> [GIVEN EXERCISE]:
Return each line of the records holding the string "路漫漫其修远兮".

___ SUPPLIED ENTRIES

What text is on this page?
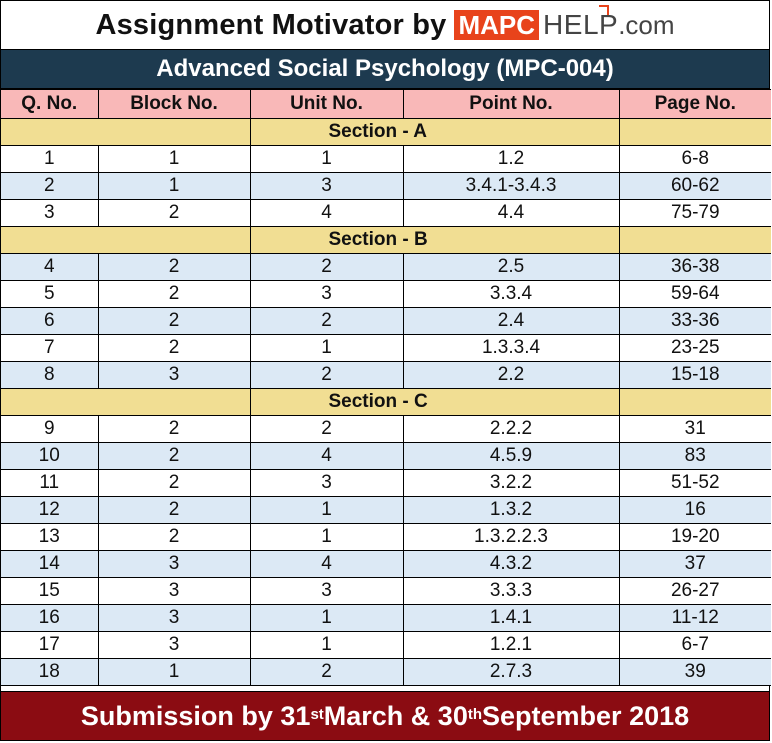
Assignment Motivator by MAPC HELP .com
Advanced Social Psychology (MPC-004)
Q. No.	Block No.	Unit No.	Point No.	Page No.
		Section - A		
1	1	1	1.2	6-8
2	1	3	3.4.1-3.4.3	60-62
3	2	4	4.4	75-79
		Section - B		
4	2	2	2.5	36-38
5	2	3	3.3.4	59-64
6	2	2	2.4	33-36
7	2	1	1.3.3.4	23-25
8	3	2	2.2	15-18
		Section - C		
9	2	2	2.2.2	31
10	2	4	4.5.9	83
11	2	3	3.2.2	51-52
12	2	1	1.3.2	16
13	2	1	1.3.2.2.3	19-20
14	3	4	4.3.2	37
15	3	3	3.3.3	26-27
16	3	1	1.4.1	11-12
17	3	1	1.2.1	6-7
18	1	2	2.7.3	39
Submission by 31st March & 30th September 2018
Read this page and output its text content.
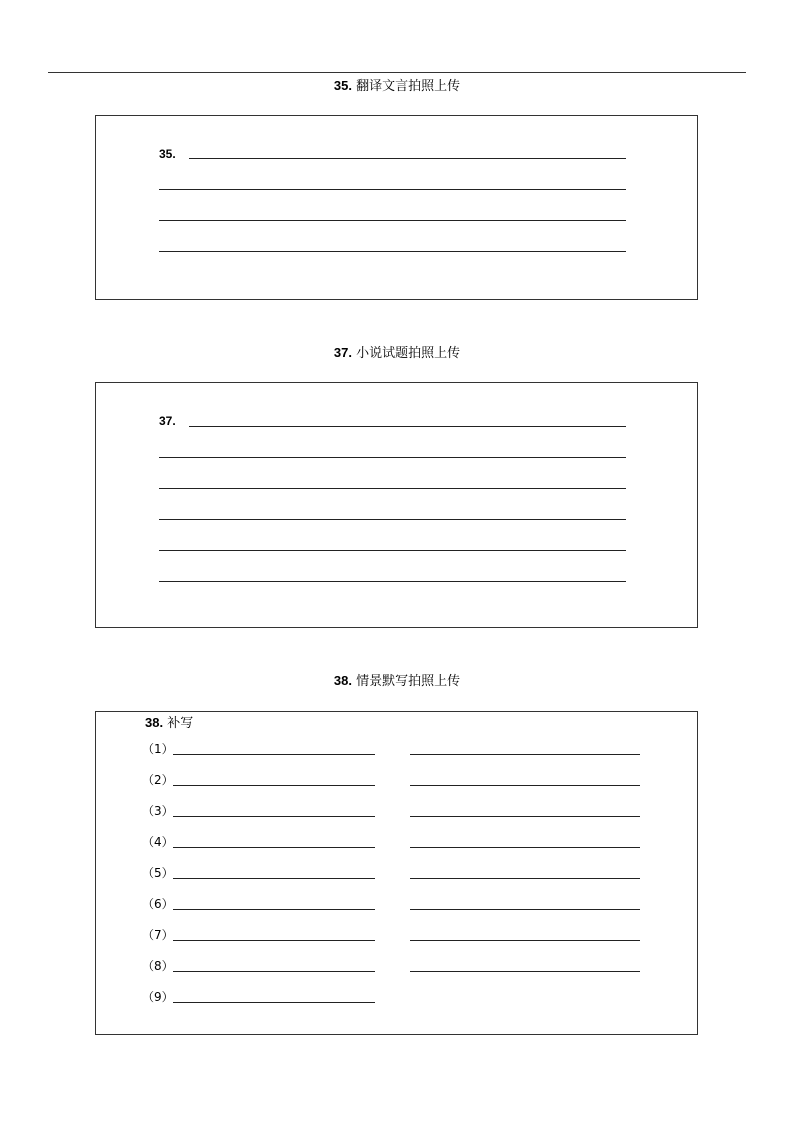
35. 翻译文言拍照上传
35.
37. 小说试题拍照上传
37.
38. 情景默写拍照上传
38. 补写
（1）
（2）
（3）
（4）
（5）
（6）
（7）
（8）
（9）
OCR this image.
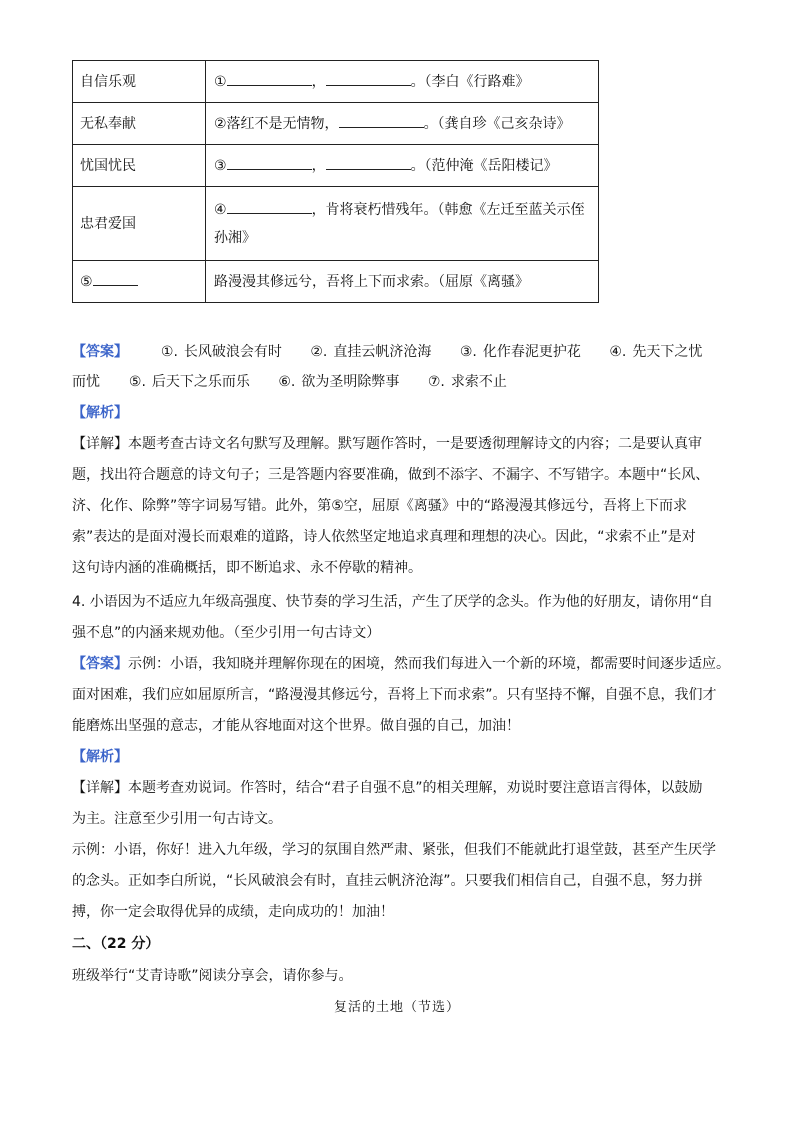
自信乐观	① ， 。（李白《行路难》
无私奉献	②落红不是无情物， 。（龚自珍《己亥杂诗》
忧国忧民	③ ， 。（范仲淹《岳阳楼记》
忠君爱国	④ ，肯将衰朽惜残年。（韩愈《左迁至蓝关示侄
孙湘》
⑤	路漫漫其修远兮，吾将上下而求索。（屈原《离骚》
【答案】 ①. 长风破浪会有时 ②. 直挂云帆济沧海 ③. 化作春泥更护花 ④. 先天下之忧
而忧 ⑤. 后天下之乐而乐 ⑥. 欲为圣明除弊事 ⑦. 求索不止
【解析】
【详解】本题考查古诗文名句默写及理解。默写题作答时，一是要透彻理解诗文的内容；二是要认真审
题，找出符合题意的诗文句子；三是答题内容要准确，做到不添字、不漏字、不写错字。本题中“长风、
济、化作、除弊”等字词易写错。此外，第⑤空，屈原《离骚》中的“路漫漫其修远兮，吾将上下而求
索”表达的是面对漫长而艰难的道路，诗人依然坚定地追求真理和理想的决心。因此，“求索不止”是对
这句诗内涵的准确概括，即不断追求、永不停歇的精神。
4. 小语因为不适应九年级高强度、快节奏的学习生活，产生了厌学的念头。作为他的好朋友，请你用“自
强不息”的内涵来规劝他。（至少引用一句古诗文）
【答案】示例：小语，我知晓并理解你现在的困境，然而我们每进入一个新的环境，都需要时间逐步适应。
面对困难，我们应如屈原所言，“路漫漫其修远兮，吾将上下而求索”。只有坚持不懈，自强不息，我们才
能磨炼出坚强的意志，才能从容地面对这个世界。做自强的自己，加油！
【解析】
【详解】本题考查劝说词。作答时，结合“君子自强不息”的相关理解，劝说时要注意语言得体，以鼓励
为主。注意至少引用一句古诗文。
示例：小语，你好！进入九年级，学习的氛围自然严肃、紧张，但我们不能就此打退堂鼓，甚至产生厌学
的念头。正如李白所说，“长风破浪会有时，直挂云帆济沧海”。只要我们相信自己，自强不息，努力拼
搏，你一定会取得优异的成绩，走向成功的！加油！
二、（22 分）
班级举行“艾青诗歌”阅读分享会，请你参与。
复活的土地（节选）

______
___ SUPPLIED ENTRIES

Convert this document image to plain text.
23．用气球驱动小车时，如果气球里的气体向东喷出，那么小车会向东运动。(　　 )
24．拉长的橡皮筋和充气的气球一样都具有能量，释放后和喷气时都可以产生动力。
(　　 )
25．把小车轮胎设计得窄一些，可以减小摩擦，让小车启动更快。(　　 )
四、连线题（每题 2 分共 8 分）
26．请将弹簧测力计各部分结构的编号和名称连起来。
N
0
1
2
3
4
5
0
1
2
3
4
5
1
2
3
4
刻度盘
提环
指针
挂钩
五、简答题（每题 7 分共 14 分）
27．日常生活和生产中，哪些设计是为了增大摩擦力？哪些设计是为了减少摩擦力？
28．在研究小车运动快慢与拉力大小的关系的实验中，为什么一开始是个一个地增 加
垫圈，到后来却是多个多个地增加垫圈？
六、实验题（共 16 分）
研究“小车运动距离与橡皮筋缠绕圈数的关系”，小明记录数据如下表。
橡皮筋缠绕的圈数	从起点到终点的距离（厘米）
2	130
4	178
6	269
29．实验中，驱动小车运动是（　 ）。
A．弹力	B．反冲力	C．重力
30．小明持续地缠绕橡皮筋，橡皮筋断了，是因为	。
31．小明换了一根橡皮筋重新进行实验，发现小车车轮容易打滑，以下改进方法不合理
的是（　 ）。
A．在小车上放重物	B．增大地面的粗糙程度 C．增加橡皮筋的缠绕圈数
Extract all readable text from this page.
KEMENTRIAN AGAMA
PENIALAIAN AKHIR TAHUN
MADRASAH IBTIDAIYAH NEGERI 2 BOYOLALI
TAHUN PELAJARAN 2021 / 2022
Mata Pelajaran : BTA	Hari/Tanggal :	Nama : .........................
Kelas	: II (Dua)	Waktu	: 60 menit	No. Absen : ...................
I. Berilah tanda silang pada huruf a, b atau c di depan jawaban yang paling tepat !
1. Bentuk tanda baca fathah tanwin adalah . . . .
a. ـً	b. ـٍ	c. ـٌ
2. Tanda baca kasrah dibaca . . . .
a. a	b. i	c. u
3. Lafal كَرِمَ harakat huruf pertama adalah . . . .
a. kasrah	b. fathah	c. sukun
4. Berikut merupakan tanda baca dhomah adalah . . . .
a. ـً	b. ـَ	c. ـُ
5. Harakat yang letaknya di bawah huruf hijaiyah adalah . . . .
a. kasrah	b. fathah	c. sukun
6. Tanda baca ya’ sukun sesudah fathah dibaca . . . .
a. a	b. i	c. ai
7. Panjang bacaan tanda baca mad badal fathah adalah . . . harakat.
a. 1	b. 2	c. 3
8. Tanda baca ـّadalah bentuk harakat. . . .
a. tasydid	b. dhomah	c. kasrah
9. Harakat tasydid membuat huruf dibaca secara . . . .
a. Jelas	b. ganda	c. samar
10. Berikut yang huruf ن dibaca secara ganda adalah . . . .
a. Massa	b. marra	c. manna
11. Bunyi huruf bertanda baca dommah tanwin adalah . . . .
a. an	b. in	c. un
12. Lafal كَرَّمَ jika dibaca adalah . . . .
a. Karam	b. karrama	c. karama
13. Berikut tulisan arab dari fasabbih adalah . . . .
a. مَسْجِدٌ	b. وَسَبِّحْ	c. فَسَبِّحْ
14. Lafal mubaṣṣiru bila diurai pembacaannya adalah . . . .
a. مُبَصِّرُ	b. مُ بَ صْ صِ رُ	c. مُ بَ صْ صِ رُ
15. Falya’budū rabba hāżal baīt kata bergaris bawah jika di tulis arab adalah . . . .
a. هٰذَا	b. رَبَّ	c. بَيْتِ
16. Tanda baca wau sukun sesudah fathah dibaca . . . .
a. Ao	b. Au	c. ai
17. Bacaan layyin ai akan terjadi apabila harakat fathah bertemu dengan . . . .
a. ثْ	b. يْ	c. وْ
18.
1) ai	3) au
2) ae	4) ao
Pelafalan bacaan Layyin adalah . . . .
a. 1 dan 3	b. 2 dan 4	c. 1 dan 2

______

> [EXERCISE RESULT]:
⑤	路漫漫其修远兮，吾将上下而求索。（屈原《离骚》
济、化作、除弊”等字词易写错。此外，第⑤空，屈原《离骚》中的“路漫漫其修远兮，吾将上下而求
面对困难，我们应如屈原所言，“路漫漫其修远兮，吾将上下而求索”。只有坚持不懈，自强不息，我们才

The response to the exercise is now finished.